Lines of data
────────────────────

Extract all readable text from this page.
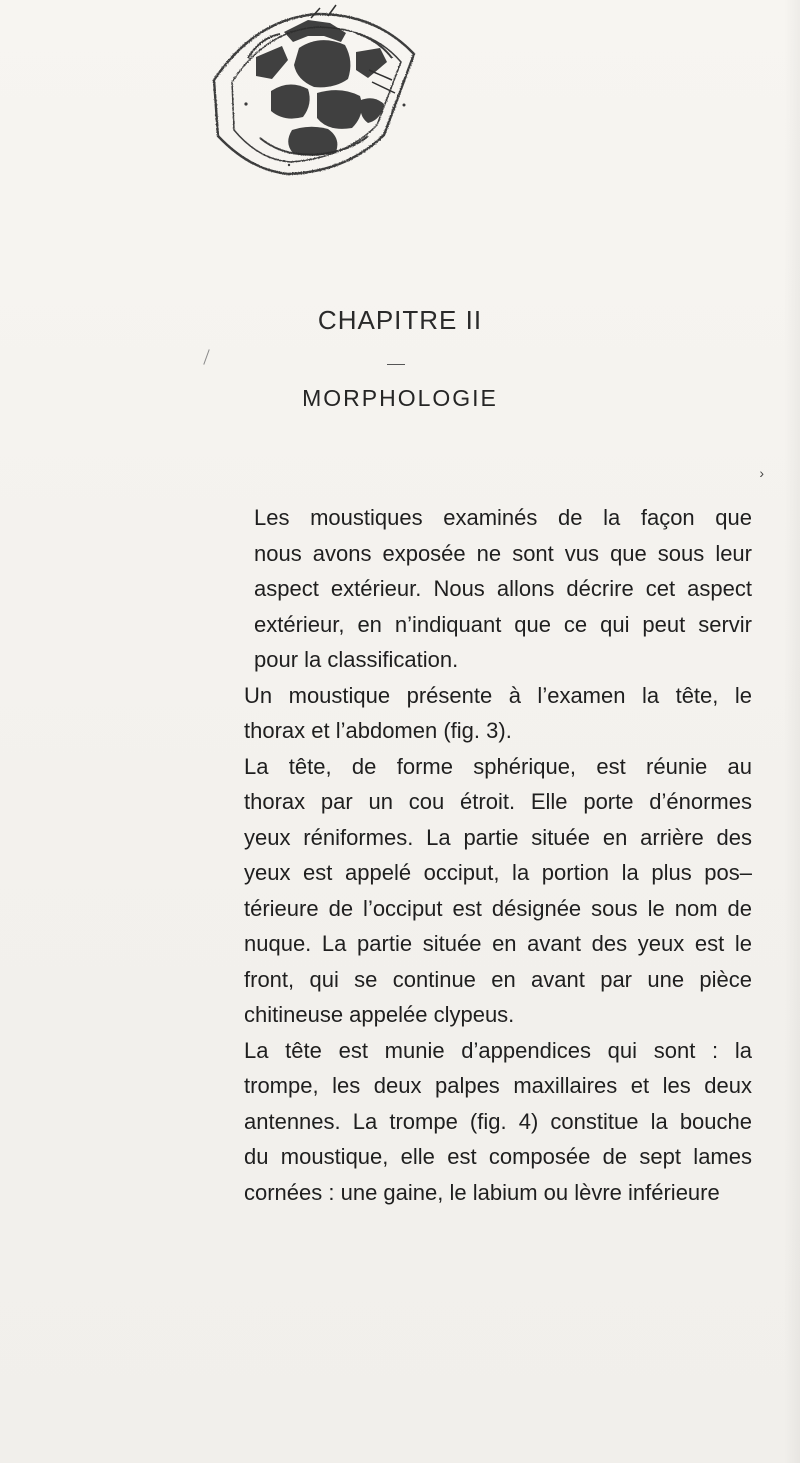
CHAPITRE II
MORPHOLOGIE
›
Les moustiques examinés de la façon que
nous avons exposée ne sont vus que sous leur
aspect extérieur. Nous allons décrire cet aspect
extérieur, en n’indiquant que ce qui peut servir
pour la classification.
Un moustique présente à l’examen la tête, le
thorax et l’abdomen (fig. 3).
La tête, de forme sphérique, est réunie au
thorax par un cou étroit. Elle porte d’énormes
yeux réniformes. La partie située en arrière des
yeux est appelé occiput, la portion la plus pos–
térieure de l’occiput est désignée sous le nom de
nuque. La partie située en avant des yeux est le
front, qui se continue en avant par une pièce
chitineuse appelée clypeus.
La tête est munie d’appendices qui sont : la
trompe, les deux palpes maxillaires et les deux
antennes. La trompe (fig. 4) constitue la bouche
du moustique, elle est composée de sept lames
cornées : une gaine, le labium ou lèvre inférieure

────────────────────

**WHAT THE TASK REQUIRES**
Filter the listing above for the string "sont" and copy every matching line.

**COMPLETED TASK**
nous avons exposée ne sont vus que sous leur
La tête est munie d’appendices qui sont : la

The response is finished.